■ SOURCE TEXT ■
========

The development of a reliable ADR risk stratification algorithm may have downstream positive implications for patients undergoing coronary angiography or percutaneous coronary intervention. Identification of patients at an elevated risk for contrast media induced ADR would allow clinicians to provide the appropriate pre-treatment to such patients. Costs associated with administration of pre-treatment medications, side effect of such medications, and potential need for increased hospitalization are not trivial (16). It would be of interest if the risk scoring system did not include pre-medication, thus allowing identification of higher risk population and allowing a more selective use of pre-medications. Although, current guidelines recommend pre-treatment with corticosteroids and anti-histamines only in high risk patients (especially those with history of prior ADRs) (17,18), there seems to be a lack of consensus regarding the routine pre-treatment with anti-histamines in patients without history of ADRs. Despite no clear commentary in society guidelines regarding pre-treatment of non-high-risk patients, most operators practice administrating pre-medication with anti-histamines for all-comers. Therefore, further investigations are needed to assess benefits of pre-treatment with corticosteroids and/or anti-histamines in non-high-risk patients.
In summary, this study provides a simple tool that could be easily implemented to identify patients of Chinese descent who are at risk of developing ADRs after cardiac catheterization. This risk scoring system can be incorporated into cardiac catheterization screening protocols to alarm clinicians when patients are deemed to be at moderate or high risk for contrast media induced ADRs. Future studies are needed to externally validate this risk score among other populations.
Conflicts of Interest: The authors have no conflicts of interest to declare.
Ethical Statement: The authors are accountable for all aspects of the work in ensuring that questions related to the accuracy or integrity of any part of the work are appropriately investigated and resolved.

========

■ DATASET RECORDS ■
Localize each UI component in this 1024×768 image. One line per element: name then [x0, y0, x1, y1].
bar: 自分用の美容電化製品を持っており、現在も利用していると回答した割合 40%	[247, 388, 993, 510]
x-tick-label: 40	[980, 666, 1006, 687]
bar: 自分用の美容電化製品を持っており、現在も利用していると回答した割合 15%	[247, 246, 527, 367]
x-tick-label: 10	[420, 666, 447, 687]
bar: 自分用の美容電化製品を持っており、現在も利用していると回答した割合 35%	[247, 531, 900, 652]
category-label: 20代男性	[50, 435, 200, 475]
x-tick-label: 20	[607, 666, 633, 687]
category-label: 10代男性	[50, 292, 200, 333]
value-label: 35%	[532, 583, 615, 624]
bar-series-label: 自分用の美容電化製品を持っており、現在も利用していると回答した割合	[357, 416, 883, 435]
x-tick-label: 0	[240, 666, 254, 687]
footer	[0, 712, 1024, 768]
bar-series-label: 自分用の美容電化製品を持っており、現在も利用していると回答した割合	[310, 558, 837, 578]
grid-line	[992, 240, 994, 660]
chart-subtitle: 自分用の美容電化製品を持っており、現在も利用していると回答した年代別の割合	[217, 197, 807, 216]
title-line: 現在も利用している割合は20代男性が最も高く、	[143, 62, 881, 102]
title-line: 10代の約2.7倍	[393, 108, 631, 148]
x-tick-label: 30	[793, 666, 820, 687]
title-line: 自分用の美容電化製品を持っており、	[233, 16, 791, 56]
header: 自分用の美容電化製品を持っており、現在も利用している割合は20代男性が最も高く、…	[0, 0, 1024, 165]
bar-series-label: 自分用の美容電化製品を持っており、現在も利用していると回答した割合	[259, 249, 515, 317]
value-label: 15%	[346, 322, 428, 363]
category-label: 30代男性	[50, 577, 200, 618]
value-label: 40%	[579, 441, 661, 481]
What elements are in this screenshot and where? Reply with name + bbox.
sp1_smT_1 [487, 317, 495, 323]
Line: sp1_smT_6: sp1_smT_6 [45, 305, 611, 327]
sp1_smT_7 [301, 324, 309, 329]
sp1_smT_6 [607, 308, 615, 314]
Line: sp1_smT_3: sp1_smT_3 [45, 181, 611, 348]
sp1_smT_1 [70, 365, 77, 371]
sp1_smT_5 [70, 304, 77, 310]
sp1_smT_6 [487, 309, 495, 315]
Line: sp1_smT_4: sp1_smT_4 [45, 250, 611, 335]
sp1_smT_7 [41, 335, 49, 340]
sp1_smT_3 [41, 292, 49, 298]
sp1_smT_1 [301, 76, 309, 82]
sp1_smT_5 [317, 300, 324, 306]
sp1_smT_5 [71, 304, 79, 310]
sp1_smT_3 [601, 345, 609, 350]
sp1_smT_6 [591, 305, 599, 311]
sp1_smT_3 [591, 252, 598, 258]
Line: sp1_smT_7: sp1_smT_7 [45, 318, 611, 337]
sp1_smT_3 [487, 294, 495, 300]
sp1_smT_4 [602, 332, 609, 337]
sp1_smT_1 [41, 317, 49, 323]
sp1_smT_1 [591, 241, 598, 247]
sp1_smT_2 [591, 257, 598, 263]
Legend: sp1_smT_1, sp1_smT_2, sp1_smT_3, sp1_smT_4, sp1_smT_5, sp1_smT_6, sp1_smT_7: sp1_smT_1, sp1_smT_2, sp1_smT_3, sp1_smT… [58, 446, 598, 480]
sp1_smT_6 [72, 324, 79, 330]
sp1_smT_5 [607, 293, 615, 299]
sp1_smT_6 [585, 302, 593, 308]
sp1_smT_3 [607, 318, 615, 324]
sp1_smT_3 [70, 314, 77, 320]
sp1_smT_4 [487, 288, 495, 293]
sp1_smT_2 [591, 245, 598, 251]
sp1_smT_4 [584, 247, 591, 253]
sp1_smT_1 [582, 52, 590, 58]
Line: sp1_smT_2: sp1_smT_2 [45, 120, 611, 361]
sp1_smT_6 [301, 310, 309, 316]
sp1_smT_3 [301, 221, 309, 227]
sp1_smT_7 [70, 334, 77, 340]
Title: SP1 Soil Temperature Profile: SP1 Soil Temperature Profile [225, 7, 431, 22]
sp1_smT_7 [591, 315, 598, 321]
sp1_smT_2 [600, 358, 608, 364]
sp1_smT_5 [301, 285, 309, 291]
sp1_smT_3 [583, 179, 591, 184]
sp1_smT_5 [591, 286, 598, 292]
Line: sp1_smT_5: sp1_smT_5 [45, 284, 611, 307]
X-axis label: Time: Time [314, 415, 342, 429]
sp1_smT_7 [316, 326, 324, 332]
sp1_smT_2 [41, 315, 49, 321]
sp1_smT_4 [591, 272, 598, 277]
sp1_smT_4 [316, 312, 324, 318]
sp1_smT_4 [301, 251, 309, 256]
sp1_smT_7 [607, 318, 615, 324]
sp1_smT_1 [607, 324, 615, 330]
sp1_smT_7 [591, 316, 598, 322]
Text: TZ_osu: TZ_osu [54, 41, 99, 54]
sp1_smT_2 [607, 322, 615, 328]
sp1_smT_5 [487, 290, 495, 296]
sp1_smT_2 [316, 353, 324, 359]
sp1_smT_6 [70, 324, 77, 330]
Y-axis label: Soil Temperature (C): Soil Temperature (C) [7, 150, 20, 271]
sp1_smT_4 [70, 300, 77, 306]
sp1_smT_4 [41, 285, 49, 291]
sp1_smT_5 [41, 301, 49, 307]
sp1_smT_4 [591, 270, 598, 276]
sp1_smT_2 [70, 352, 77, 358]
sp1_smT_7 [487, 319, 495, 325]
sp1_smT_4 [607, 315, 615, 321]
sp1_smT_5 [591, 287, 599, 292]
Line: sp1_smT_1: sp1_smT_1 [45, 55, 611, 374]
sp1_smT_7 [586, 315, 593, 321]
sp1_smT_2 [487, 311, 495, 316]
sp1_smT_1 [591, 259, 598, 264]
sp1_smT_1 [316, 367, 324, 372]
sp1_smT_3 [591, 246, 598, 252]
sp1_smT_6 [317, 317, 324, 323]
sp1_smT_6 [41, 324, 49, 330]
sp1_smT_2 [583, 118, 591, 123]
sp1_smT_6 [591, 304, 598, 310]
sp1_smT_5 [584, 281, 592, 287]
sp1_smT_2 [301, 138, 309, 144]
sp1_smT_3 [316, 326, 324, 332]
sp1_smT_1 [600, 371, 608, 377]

========

Decide whether each statement below agrees with the text on contrast media reaction risk. Answer yes or no for each, and quote the words of the text that decide it.
(a) Current guidelines recommend pre-treatment with corticosteroids and anti-histamines for every patient undergoing cardiac catheterization.
(b) Most operators give anti-histamine pre-medication to all patients.
(c) The risk score has already been externally validated in other populations.

■ SOLUTION FOR THIS EXERCISE ■
(a) No: "current guidelines recommend pre-treatment with corticosteroids and anti-histamines only in high risk patients"
(b) Yes: "most operators practice administrating pre-medication with anti-histamines for all-comers"
(c) No: "Future studies are needed to externally validate this risk score among other populations."